Directions → Which lines below hold the word "least"? Copy all of them.

________________

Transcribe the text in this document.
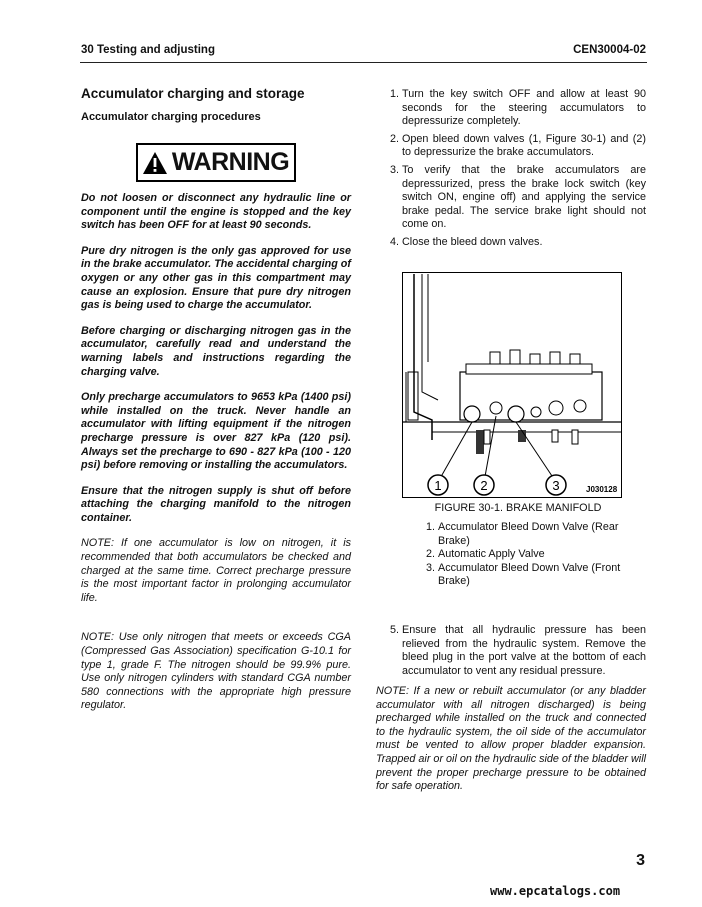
30 Testing and adjusting	CEN30004-02
Accumulator charging and storage
Accumulator charging procedures
WARNING

Do not loosen or disconnect any hydraulic line or component until the engine is stopped and the key switch has been OFF for at least 90 seconds.

Pure dry nitrogen is the only gas approved for use in the brake accumulator. The accidental charging of oxygen or any other gas in this compartment may cause an explosion. Ensure that pure dry nitrogen gas is being used to charge the accumulator.

Before charging or discharging nitrogen gas in the accumulator, carefully read and understand the warning labels and instructions regarding the charging valve.

Only precharge accumulators to 9653 kPa (1400 psi) while installed on the truck. Never handle an accumulator with lifting equipment if the nitrogen precharge pressure is over 827 kPa (120 psi). Always set the precharge to 690 - 827 kPa (100 - 120 psi) before removing or installing the accumulators.

Ensure that the nitrogen supply is shut off before attaching the charging manifold to the nitrogen container.

NOTE: If one accumulator is low on nitrogen, it is recommended that both accumulators be checked and charged at the same time. Correct precharge pressure is the most important factor in prolonging accumulator life.

NOTE: Use only nitrogen that meets or exceeds CGA (Compressed Gas Association) specification G-10.1 for type 1, grade F. The nitrogen should be 99.9% pure. Use only nitrogen cylinders with standard CGA number 580 connections with the appropriate high pressure regulator.

1. Turn the key switch OFF and allow at least 90 seconds for the steering accumulators to depressurize completely.
2. Open bleed down valves (1, Figure 30-1) and (2) to depressurize the brake accumulators.
3. To verify that the brake accumulators are depressurized, press the brake lock switch (key switch ON, engine off) and applying the service brake pedal. The service brake light should not come on.
4. Close the bleed down valves.
1	2	3	J030128
FIGURE 30-1. BRAKE MANIFOLD
1. Accumulator Bleed Down Valve (Rear Brake)
2. Automatic Apply Valve
3. Accumulator Bleed Down Valve (Front Brake)
5. Ensure that all hydraulic pressure has been relieved from the hydraulic system. Remove the bleed plug in the port valve at the bottom of each accumulator to vent any residual pressure.

NOTE: If a new or rebuilt accumulator (or any bladder accumulator with all nitrogen discharged) is being precharged while installed on the truck and connected to the hydraulic system, the oil side of the accumulator must be vented to allow proper bladder expansion. Trapped air or oil on the hydraulic side of the bladder will prevent the proper precharge pressure to be obtained for safe operation.

3
www.epcatalogs.com
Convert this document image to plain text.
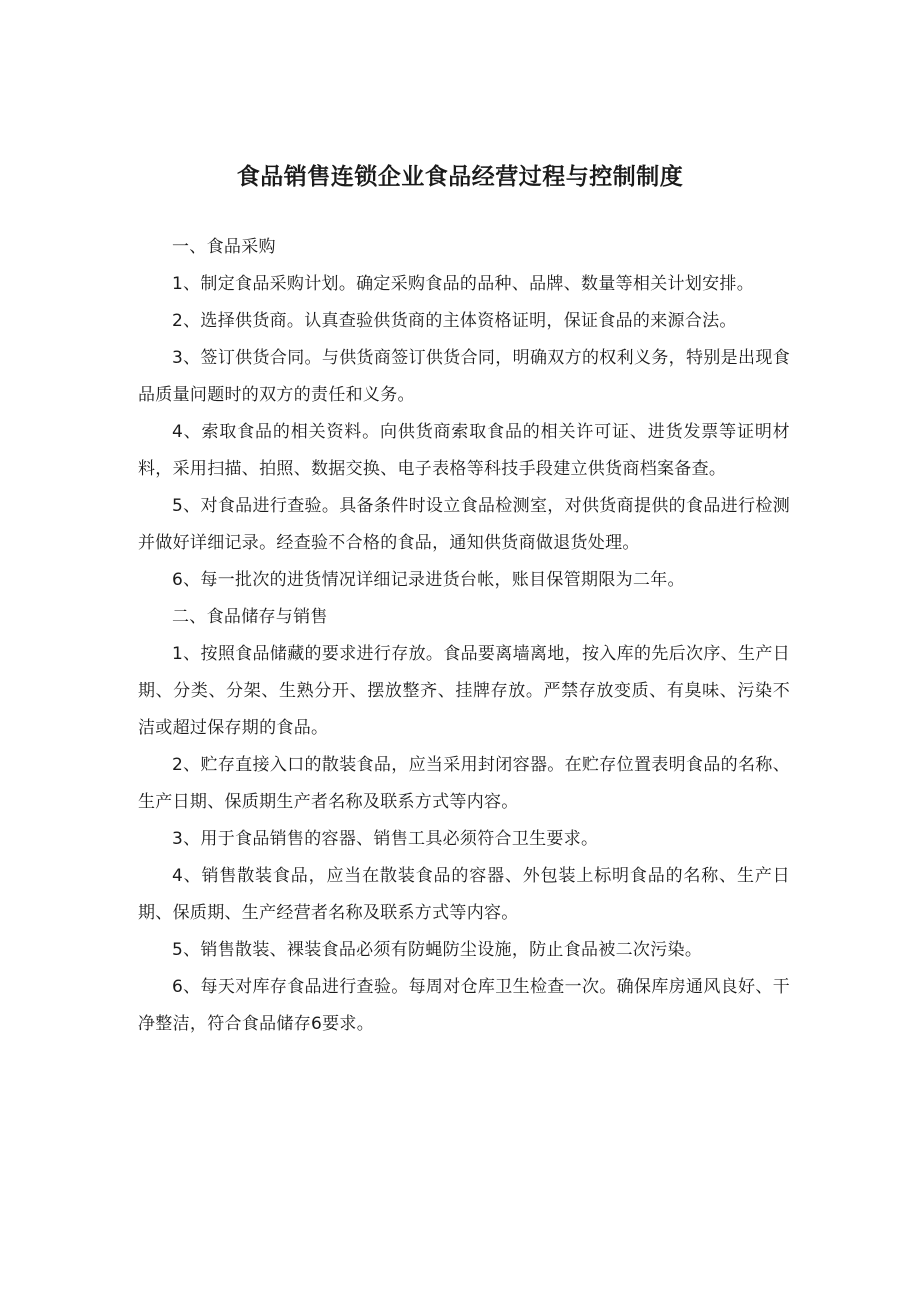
食品销售连锁企业食品经营过程与控制制度

一、食品采购

1、制定食品采购计划。确定采购食品的品种、品牌、数量等相关计划安排。

2、选择供货商。认真查验供货商的主体资格证明，保证食品的来源合法。

3、签订供货合同。与供货商签订供货合同，明确双方的权利义务，特别是出现食品质量问题时的双方的责任和义务。

4、索取食品的相关资料。向供货商索取食品的相关许可证、进货发票等证明材料，采用扫描、拍照、数据交换、电子表格等科技手段建立供货商档案备查。

5、对食品进行查验。具备条件时设立食品检测室，对供货商提供的食品进行检测并做好详细记录。经查验不合格的食品，通知供货商做退货处理。

6、每一批次的进货情况详细记录进货台帐，账目保管期限为二年。

二、食品储存与销售

1、按照食品储藏的要求进行存放。食品要离墙离地，按入库的先后次序、生产日期、分类、分架、生熟分开、摆放整齐、挂牌存放。严禁存放变质、有臭味、污染不洁或超过保存期的食品。

2、贮存直接入口的散装食品，应当采用封闭容器。在贮存位置表明食品的名称、生产日期、保质期生产者名称及联系方式等内容。

3、用于食品销售的容器、销售工具必须符合卫生要求。

4、销售散装食品，应当在散装食品的容器、外包装上标明食品的名称、生产日期、保质期、生产经营者名称及联系方式等内容。

5、销售散装、裸装食品必须有防蝇防尘设施，防止食品被二次污染。

6、每天对库存食品进行查验。每周对仓库卫生检查一次。确保库房通风良好、干净整洁，符合食品储存6要求。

________________

Solution to this task →
Do not loosen or disconnect any hydraulic line or component until the engine is stopped and the key switch has been OFF for at least 90 seconds.
1. Turn the key switch OFF and allow at least 90 seconds for the steering accumulators to depressurize completely.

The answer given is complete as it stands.